— START Records shown —
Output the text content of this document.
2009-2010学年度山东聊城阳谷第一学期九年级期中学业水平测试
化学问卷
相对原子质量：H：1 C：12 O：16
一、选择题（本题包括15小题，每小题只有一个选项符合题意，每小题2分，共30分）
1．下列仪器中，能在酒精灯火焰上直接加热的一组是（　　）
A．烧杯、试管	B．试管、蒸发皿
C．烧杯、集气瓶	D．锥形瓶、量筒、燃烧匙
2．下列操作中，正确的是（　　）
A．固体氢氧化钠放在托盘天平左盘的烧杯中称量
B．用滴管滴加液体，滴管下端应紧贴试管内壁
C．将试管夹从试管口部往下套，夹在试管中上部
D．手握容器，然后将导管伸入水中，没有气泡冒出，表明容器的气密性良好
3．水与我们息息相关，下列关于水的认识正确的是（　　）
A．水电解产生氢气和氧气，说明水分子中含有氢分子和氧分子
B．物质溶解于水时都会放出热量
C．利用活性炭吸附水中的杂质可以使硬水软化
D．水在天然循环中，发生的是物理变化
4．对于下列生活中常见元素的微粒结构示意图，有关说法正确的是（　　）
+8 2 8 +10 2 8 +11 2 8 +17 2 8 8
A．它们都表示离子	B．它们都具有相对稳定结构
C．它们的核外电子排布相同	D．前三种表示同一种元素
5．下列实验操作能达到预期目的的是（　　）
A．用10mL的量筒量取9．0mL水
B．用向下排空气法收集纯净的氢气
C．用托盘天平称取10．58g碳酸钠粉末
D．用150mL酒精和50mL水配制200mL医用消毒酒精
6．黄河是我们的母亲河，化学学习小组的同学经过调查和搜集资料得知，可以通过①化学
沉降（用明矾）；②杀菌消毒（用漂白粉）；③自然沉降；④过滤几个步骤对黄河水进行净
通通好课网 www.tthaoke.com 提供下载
— END Records shown —
• Written exercise:
Output an exact copy of each record.

• Reply:
Output the text content of this document.
2009-2010学年度山东聊城阳谷第一学期九年级期中学业水平测试
化学问卷
相对原子质量：H：1 C：12 O：16
一、选择题（本题包括15小题，每小题只有一个选项符合题意，每小题2分，共30分）
1．下列仪器中，能在酒精灯火焰上直接加热的一组是（　　）
A．烧杯、试管	B．试管、蒸发皿
C．烧杯、集气瓶	D．锥形瓶、量筒、燃烧匙
2．下列操作中，正确的是（　　）
A．固体氢氧化钠放在托盘天平左盘的烧杯中称量
B．用滴管滴加液体，滴管下端应紧贴试管内壁
C．将试管夹从试管口部往下套，夹在试管中上部
D．手握容器，然后将导管伸入水中，没有气泡冒出，表明容器的气密性良好
3．水与我们息息相关，下列关于水的认识正确的是（　　）
A．水电解产生氢气和氧气，说明水分子中含有氢分子和氧分子
B．物质溶解于水时都会放出热量
C．利用活性炭吸附水中的杂质可以使硬水软化
D．水在天然循环中，发生的是物理变化
4．对于下列生活中常见元素的微粒结构示意图，有关说法正确的是（　　）
+8 2 8 +10 2 8 +11 2 8 +17 2 8 8
A．它们都表示离子	B．它们都具有相对稳定结构
C．它们的核外电子排布相同	D．前三种表示同一种元素
5．下列实验操作能达到预期目的的是（　　）
A．用10mL的量筒量取9．0mL水
B．用向下排空气法收集纯净的氢气
C．用托盘天平称取10．58g碳酸钠粉末
D．用150mL酒精和50mL水配制200mL医用消毒酒精
6．黄河是我们的母亲河，化学学习小组的同学经过调查和搜集资料得知，可以通过①化学
沉降（用明矾）；②杀菌消毒（用漂白粉）；③自然沉降；④过滤几个步骤对黄河水进行净
通通好课网 www.tthaoke.com 提供下载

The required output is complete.